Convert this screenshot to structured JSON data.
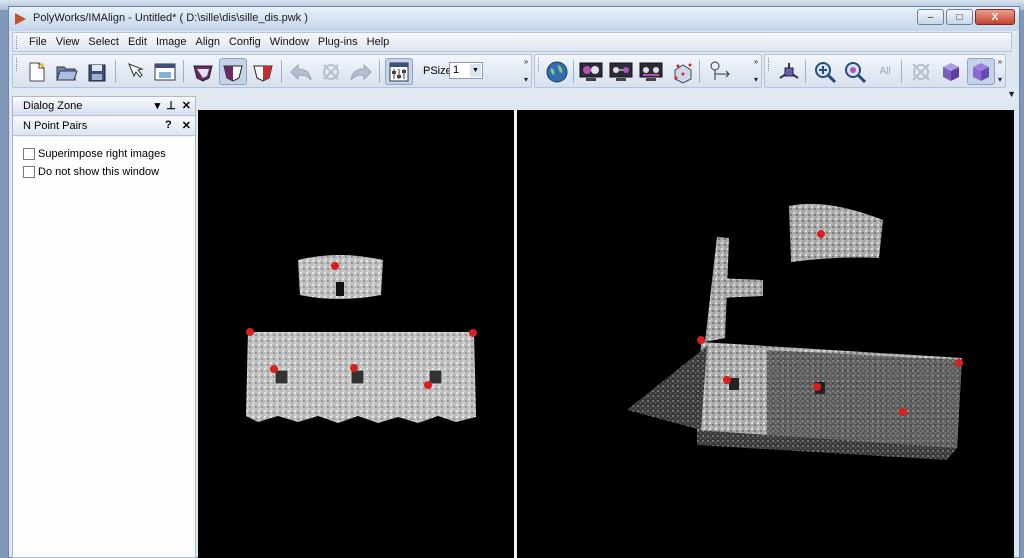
{
  "window": {
    "title": "PolyWorks/IMAlign - Untitled* ( D:\\sille\\dis\\sille_dis.pwk )",
    "controls": {
      "minimize": "–",
      "maximize": "□",
      "close": "X"
    }
  },
  "menubar": {
    "items": [
      "File",
      "View",
      "Select",
      "Edit",
      "Image",
      "Align",
      "Config",
      "Window",
      "Plug-ins",
      "Help"
    ]
  },
  "toolbar": {
    "psize_label": "PSize",
    "psize_value": "1",
    "zoom_all_label": "All",
    "icons": [
      "new-project-icon",
      "open-project-icon",
      "save-project-icon",
      "pick-icon",
      "image-window-icon",
      "shape-mode-1-icon",
      "shape-mode-2-icon",
      "shape-mode-3-icon",
      "undo-icon",
      "reset-icon",
      "redo-icon",
      "parameters-icon",
      "world-icon",
      "display-1-icon",
      "display-2-icon",
      "display-3-icon",
      "points-cloud-icon",
      "transform-axes-icon",
      "view-axes-icon",
      "zoom-in-icon",
      "zoom-select-icon",
      "zoom-all-icon",
      "hidden-lines-icon",
      "shaded-cube-icon",
      "flat-cube-icon"
    ]
  },
  "dock": {
    "title": "Dialog Zone",
    "controls": {
      "dropdown": "▾",
      "pin": "⊥",
      "close": "✕"
    },
    "panel": {
      "title": "N Point Pairs",
      "help": "?",
      "close": "✕",
      "options": [
        {
          "label": "Superimpose right images",
          "checked": false
        },
        {
          "label": "Do not show this window",
          "checked": false
        }
      ]
    }
  },
  "colors": {
    "title_gradient_top": "#e9f0f9",
    "viewport_bg": "#000000",
    "point_marker": "#d91f1f",
    "close_button": "#c7432a"
  }
}
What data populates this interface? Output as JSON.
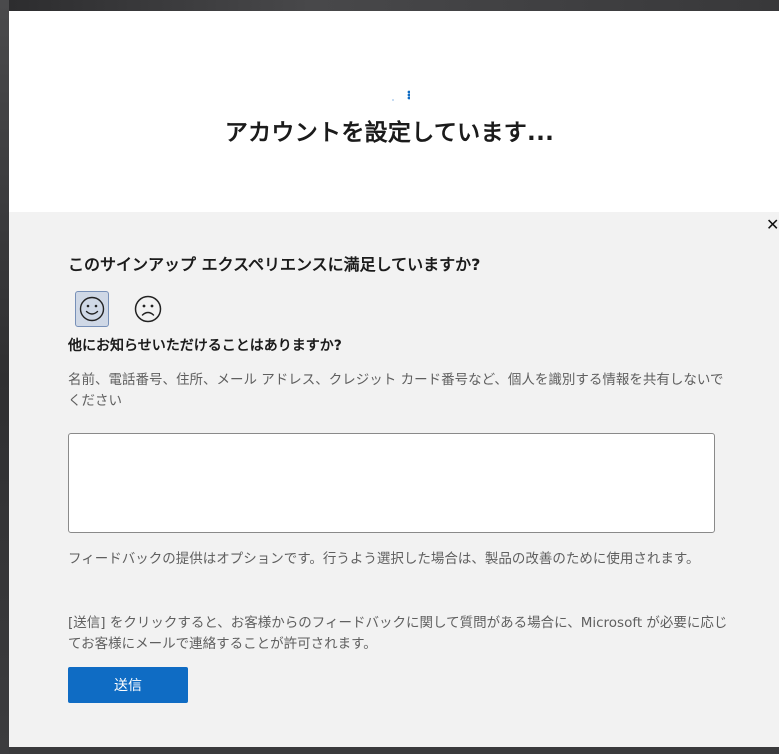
{
  "setup": {
    "title": "アカウントを設定しています..."
  },
  "feedback": {
    "question": "このサインアップ エクスペリエンスに満足していますか?",
    "happy_icon": "smiley-face-icon",
    "sad_icon": "frowning-face-icon",
    "selected": "happy",
    "comment_question": "他にお知らせいただけることはありますか?",
    "comment_hint": "名前、電話番号、住所、メール アドレス、クレジット カード番号など、個人を識別する情報を共有しないでください",
    "comment_value": "",
    "optional_note": "フィードバックの提供はオプションです。行うよう選択した場合は、製品の改善のために使用されます。",
    "consent_note": "[送信] をクリックすると、お客様からのフィードバックに関して質問がある場合に、Microsoft が必要に応じてお客様にメールで連絡することが許可されます。",
    "submit_label": "送信",
    "close_icon": "close-icon"
  },
  "colors": {
    "accent": "#0f6cc4",
    "panel_bg": "#f2f2f2",
    "selected_face_bg": "#cfd8e6"
  }
}
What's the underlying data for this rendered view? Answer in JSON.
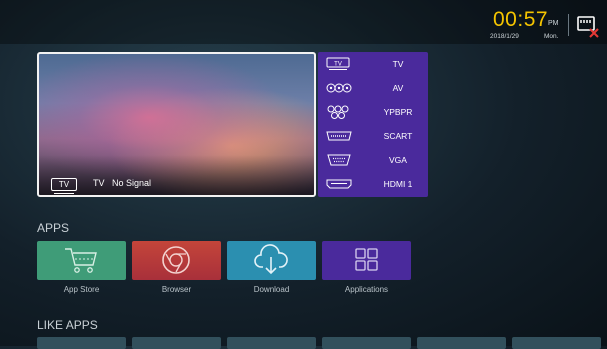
{
  "status_bar": {
    "time": "00:57",
    "ampm": "PM",
    "date": "2018/1/29",
    "day": "Mon.",
    "usb_icon": "usb-disconnected-icon",
    "accent_color": "#f5c400"
  },
  "preview": {
    "source_badge": "TV",
    "source_name": "TV",
    "status_text": "No Signal"
  },
  "sources": [
    {
      "label": "TV",
      "icon": "tv-icon"
    },
    {
      "label": "AV",
      "icon": "av-icon"
    },
    {
      "label": "YPBPR",
      "icon": "ypbpr-icon"
    },
    {
      "label": "SCART",
      "icon": "scart-icon"
    },
    {
      "label": "VGA",
      "icon": "vga-icon"
    },
    {
      "label": "HDMI 1",
      "icon": "hdmi-icon"
    }
  ],
  "apps": {
    "title": "APPS",
    "items": [
      {
        "label": "App Store",
        "icon": "cart-icon",
        "color": "#3f9c78"
      },
      {
        "label": "Browser",
        "icon": "browser-icon",
        "color": "#c4453a"
      },
      {
        "label": "Download",
        "icon": "cloud-download-icon",
        "color": "#2b8fb0"
      },
      {
        "label": "Applications",
        "icon": "grid-icon",
        "color": "#4a2a9c"
      }
    ]
  },
  "like_apps": {
    "title": "LIKE APPS"
  }
}
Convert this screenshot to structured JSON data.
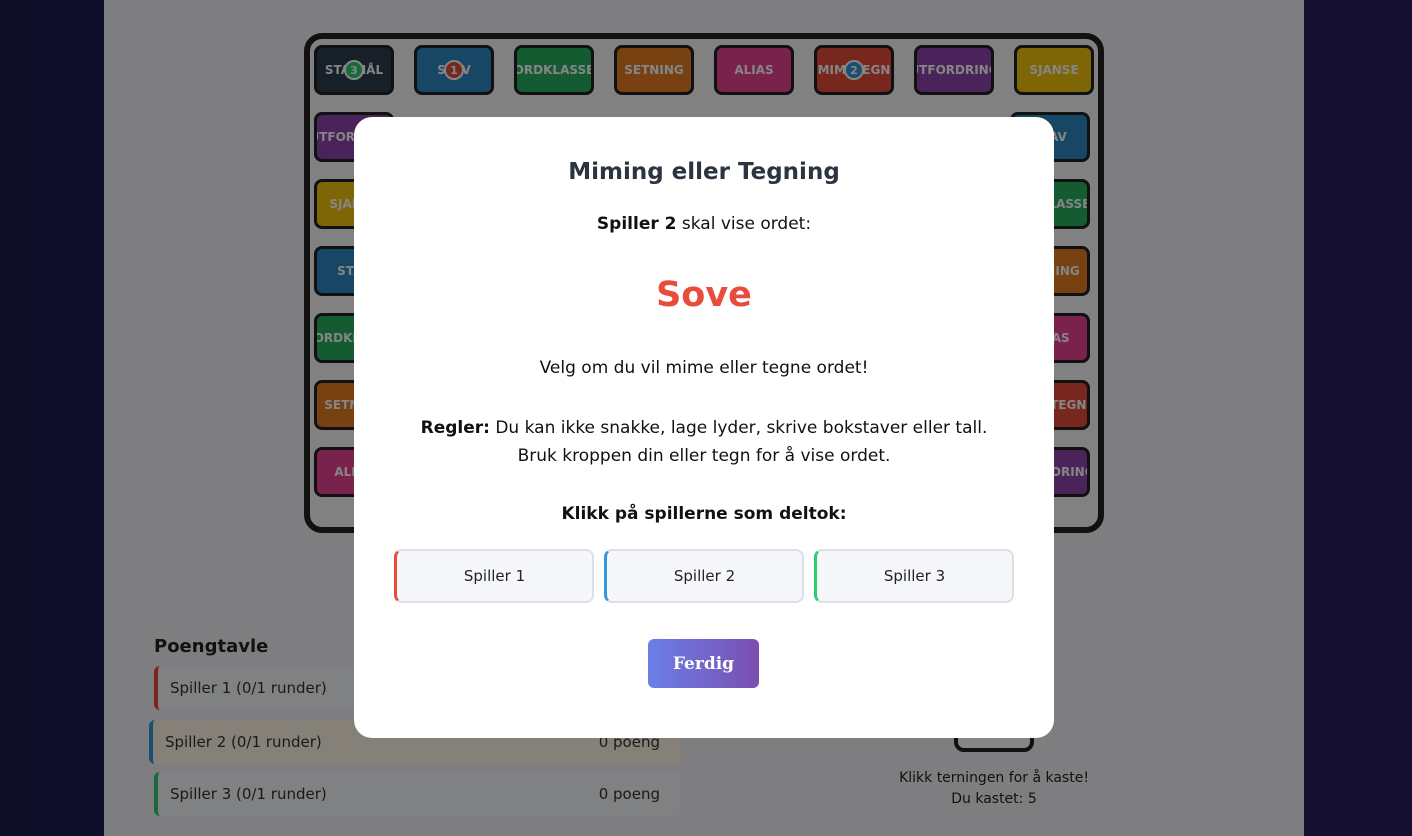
{
  "board": {
    "tiles": [
      {
        "label": "STA MÅL",
        "color": "#2c3e50"
      },
      {
        "label": "STAV",
        "color": "#2e86c1"
      },
      {
        "label": "ORDKLASSE",
        "color": "#27ae60"
      },
      {
        "label": "SETNING",
        "color": "#e67e22"
      },
      {
        "label": "ALIAS",
        "color": "#e84393"
      },
      {
        "label": "MIMETEGN",
        "color": "#e74c3c"
      },
      {
        "label": "UTFORDRING",
        "color": "#8e44ad"
      },
      {
        "label": "SJANSE",
        "color": "#f1c40f"
      },
      {
        "label": "STAV",
        "color": "#2e86c1"
      },
      {
        "label": "ORDKLASSE",
        "color": "#27ae60"
      },
      {
        "label": "SETNING",
        "color": "#e67e22"
      },
      {
        "label": "ALIAS",
        "color": "#e84393"
      },
      {
        "label": "MIMETEGN",
        "color": "#e74c3c"
      },
      {
        "label": "UTFORDRING",
        "color": "#8e44ad"
      },
      {
        "label": "UTFORDRING",
        "color": "#8e44ad"
      },
      {
        "label": "SJANSE",
        "color": "#f1c40f"
      },
      {
        "label": "STAV",
        "color": "#2e86c1"
      },
      {
        "label": "ORDKLASSE",
        "color": "#27ae60"
      },
      {
        "label": "SETNING",
        "color": "#e67e22"
      },
      {
        "label": "ALIAS",
        "color": "#e84393"
      }
    ],
    "tokens": [
      {
        "label": "3",
        "color": "#2ecc71",
        "tile": 0
      },
      {
        "label": "1",
        "color": "#e74c3c",
        "tile": 1
      },
      {
        "label": "2",
        "color": "#3498db",
        "tile": 5
      }
    ]
  },
  "scoreboard": {
    "title": "Poengtavle",
    "rows": [
      {
        "name": "Spiller 1 (0/1 runder)",
        "points": "",
        "color": "#e74c3c"
      },
      {
        "name": "Spiller 2 (0/1 runder)",
        "points": "0 poeng",
        "color": "#3498db"
      },
      {
        "name": "Spiller 3 (0/1 runder)",
        "points": "0 poeng",
        "color": "#2ecc71"
      }
    ]
  },
  "dice": {
    "hint": "Klikk terningen for å kaste!",
    "result": "Du kastet: 5"
  },
  "modal": {
    "title": "Miming eller Tegning",
    "prompt_player": "Spiller 2",
    "prompt_rest": " skal vise ordet:",
    "word": "Sove",
    "instruction": "Velg om du vil mime eller tegne ordet!",
    "rules_label": "Regler:",
    "rules_text": " Du kan ikke snakke, lage lyder, skrive bokstaver eller tall. Bruk kroppen din eller tegn for å vise ordet.",
    "participants_label": "Klikk på spillerne som deltok:",
    "players": [
      {
        "label": "Spiller 1",
        "color": "#e74c3c"
      },
      {
        "label": "Spiller 2",
        "color": "#3498db"
      },
      {
        "label": "Spiller 3",
        "color": "#2ecc71"
      }
    ],
    "done_label": "Ferdig"
  }
}
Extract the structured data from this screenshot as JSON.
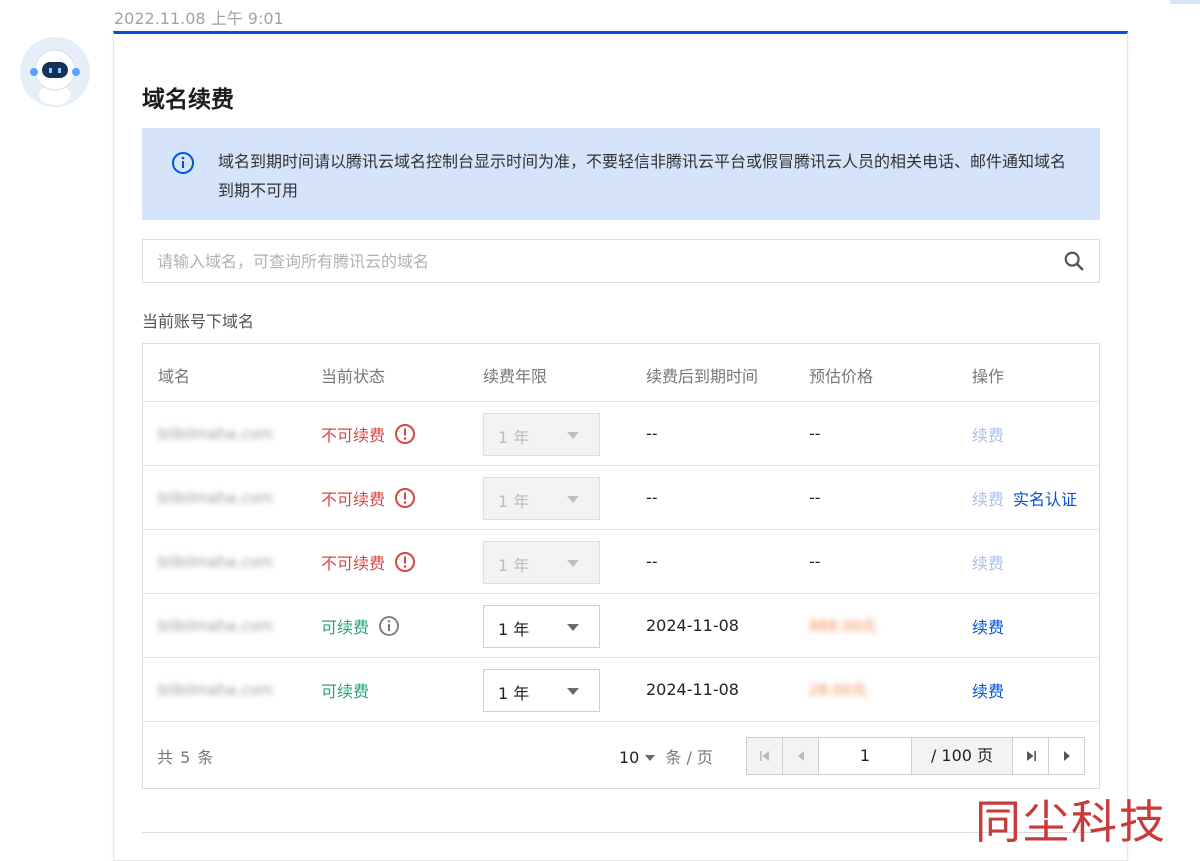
{
  "timestamp": "2022.11.08 上午 9:01",
  "card": {
    "title": "域名续费",
    "notice": "域名到期时间请以腾讯云域名控制台显示时间为准，不要轻信非腾讯云平台或假冒腾讯云人员的相关电话、邮件通知域名到期不可用",
    "search_placeholder": "请输入域名，可查询所有腾讯云的域名",
    "section_label": "当前账号下域名"
  },
  "table": {
    "headers": [
      "域名",
      "当前状态",
      "续费年限",
      "续费后到期时间",
      "预估价格",
      "操作"
    ],
    "rows": [
      {
        "domain": "bilbilmaha.com",
        "status": "不可续费",
        "status_type": "bad",
        "status_icon": "exclamation-circle-icon",
        "years": "1 年",
        "select_disabled": true,
        "expiry": "--",
        "price": "--",
        "action": "续费",
        "action_disabled": true,
        "extra_action": ""
      },
      {
        "domain": "bilbilmaha.com",
        "status": "不可续费",
        "status_type": "bad",
        "status_icon": "exclamation-circle-icon",
        "years": "1 年",
        "select_disabled": true,
        "expiry": "--",
        "price": "--",
        "action": "续费",
        "action_disabled": true,
        "extra_action": "实名认证"
      },
      {
        "domain": "bilbilmaha.com",
        "status": "不可续费",
        "status_type": "bad",
        "status_icon": "exclamation-circle-icon",
        "years": "1 年",
        "select_disabled": true,
        "expiry": "--",
        "price": "--",
        "action": "续费",
        "action_disabled": true,
        "extra_action": ""
      },
      {
        "domain": "bilbilmaha.com",
        "status": "可续费",
        "status_type": "ok",
        "status_icon": "info-circle-icon",
        "years": "1 年",
        "select_disabled": false,
        "expiry": "2024-11-08",
        "price": "888.00元",
        "action": "续费",
        "action_disabled": false,
        "extra_action": ""
      },
      {
        "domain": "bilbilmaha.com",
        "status": "可续费",
        "status_type": "ok",
        "status_icon": "",
        "years": "1 年",
        "select_disabled": false,
        "expiry": "2024-11-08",
        "price": "28.00元",
        "action": "续费",
        "action_disabled": false,
        "extra_action": ""
      }
    ]
  },
  "pagination": {
    "total_text": "共 5  条",
    "page_size": "10",
    "page_size_unit": "条 / 页",
    "current_page": "1",
    "total_pages": "/ 100 页"
  },
  "watermark": "同尘科技",
  "colors": {
    "primary": "#0052d9",
    "danger": "#d54941",
    "success": "#2ba471",
    "notice_bg": "#d5e3fb",
    "watermark": "#c93a3a"
  }
}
----------------------------------------
Set exercise> Give the count of lines in the records that contain "runder", and no other text.

Correct output> 3